Direction
Every line of the data that contains the string "content" must be copied.
***
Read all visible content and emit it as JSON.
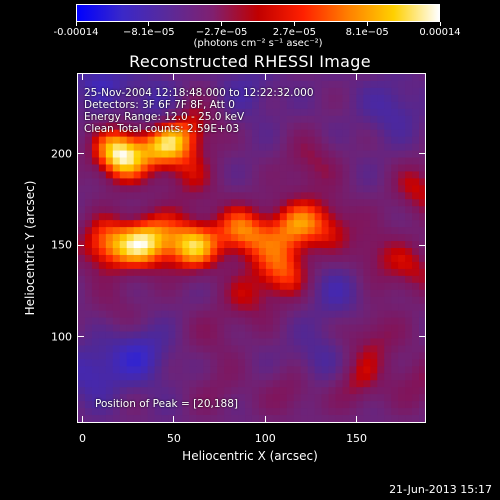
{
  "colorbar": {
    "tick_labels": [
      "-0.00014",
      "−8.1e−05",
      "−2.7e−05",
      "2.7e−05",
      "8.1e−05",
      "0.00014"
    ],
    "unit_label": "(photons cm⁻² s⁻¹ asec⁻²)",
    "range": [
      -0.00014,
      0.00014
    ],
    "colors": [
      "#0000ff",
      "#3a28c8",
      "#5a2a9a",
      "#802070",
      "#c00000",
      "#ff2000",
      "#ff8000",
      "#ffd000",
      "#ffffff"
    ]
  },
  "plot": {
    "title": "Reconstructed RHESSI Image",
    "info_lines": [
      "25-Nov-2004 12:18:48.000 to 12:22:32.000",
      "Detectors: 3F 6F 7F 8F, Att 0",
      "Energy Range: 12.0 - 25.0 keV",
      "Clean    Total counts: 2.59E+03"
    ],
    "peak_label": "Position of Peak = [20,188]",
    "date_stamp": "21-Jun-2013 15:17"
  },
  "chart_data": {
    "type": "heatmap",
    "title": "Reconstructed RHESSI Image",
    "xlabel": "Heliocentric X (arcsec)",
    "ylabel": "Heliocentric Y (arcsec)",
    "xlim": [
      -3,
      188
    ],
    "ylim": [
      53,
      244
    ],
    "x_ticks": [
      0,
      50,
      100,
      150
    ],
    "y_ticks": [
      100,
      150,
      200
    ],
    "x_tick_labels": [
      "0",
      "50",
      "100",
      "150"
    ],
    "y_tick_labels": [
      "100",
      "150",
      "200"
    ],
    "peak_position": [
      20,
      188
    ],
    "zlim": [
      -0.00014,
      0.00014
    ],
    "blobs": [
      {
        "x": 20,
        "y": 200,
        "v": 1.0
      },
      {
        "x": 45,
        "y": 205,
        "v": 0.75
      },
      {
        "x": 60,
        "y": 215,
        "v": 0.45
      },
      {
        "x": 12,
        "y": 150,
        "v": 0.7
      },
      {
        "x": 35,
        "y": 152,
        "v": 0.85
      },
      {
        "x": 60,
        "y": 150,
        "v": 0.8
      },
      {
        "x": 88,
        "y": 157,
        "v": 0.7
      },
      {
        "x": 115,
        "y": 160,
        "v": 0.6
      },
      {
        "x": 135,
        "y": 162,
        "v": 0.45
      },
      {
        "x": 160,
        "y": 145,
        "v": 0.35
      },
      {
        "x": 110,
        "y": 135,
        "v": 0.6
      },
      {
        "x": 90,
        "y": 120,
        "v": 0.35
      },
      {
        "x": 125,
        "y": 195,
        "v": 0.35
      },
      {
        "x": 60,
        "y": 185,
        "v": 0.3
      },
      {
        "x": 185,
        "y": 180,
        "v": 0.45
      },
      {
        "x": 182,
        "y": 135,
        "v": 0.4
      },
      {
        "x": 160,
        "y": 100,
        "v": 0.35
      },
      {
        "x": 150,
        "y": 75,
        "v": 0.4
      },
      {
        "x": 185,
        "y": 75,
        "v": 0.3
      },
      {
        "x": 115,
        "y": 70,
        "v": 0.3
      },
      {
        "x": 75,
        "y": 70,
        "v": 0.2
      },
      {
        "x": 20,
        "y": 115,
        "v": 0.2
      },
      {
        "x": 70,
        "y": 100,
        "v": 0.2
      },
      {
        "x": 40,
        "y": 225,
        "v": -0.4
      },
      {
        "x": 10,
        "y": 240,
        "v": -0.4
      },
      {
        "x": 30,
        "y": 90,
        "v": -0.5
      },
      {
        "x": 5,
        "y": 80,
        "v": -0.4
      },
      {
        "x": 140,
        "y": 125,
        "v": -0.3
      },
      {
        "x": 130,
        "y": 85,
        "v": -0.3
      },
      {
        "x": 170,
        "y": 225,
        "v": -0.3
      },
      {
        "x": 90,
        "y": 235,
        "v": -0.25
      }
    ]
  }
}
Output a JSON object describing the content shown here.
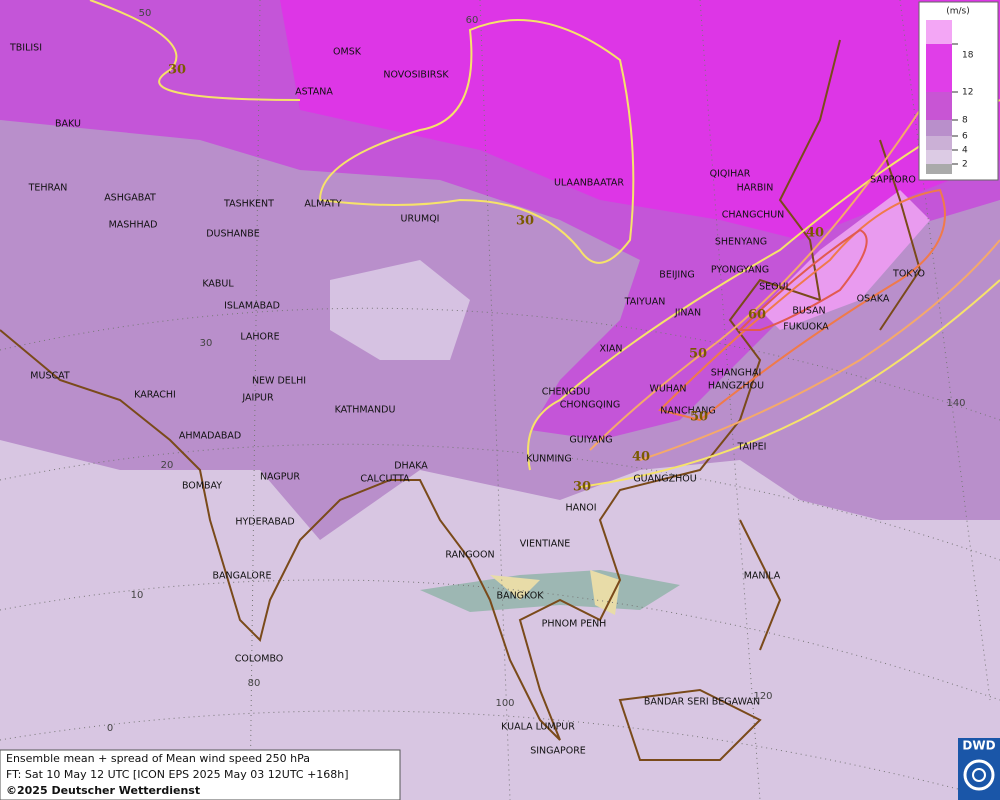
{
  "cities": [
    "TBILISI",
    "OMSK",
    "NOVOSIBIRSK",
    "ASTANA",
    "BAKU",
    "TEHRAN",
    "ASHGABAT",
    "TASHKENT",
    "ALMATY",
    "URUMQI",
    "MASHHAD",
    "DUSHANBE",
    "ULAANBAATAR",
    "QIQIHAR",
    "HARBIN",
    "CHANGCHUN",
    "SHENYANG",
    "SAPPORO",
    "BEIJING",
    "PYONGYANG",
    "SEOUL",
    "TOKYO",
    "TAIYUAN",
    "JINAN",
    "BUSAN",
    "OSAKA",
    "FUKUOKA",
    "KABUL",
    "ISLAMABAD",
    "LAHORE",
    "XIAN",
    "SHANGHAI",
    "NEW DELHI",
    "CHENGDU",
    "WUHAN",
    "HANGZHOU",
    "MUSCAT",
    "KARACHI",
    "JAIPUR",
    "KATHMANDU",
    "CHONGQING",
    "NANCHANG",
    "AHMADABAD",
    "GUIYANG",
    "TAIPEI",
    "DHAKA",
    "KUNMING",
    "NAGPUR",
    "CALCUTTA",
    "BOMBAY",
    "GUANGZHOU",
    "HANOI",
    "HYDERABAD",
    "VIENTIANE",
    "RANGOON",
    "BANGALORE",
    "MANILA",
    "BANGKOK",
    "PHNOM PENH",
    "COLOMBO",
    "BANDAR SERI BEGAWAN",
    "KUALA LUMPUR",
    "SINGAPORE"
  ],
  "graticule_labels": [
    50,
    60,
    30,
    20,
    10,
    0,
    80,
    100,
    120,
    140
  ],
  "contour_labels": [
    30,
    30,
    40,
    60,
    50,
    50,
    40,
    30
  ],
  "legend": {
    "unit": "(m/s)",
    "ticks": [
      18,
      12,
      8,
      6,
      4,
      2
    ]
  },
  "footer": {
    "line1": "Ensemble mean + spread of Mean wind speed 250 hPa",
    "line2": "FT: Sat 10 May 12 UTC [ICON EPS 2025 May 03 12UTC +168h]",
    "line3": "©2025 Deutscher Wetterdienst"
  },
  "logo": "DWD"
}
***
Response to the task
Read all visible content and emit it as JSON.
Output a JSON object describing the content shown here.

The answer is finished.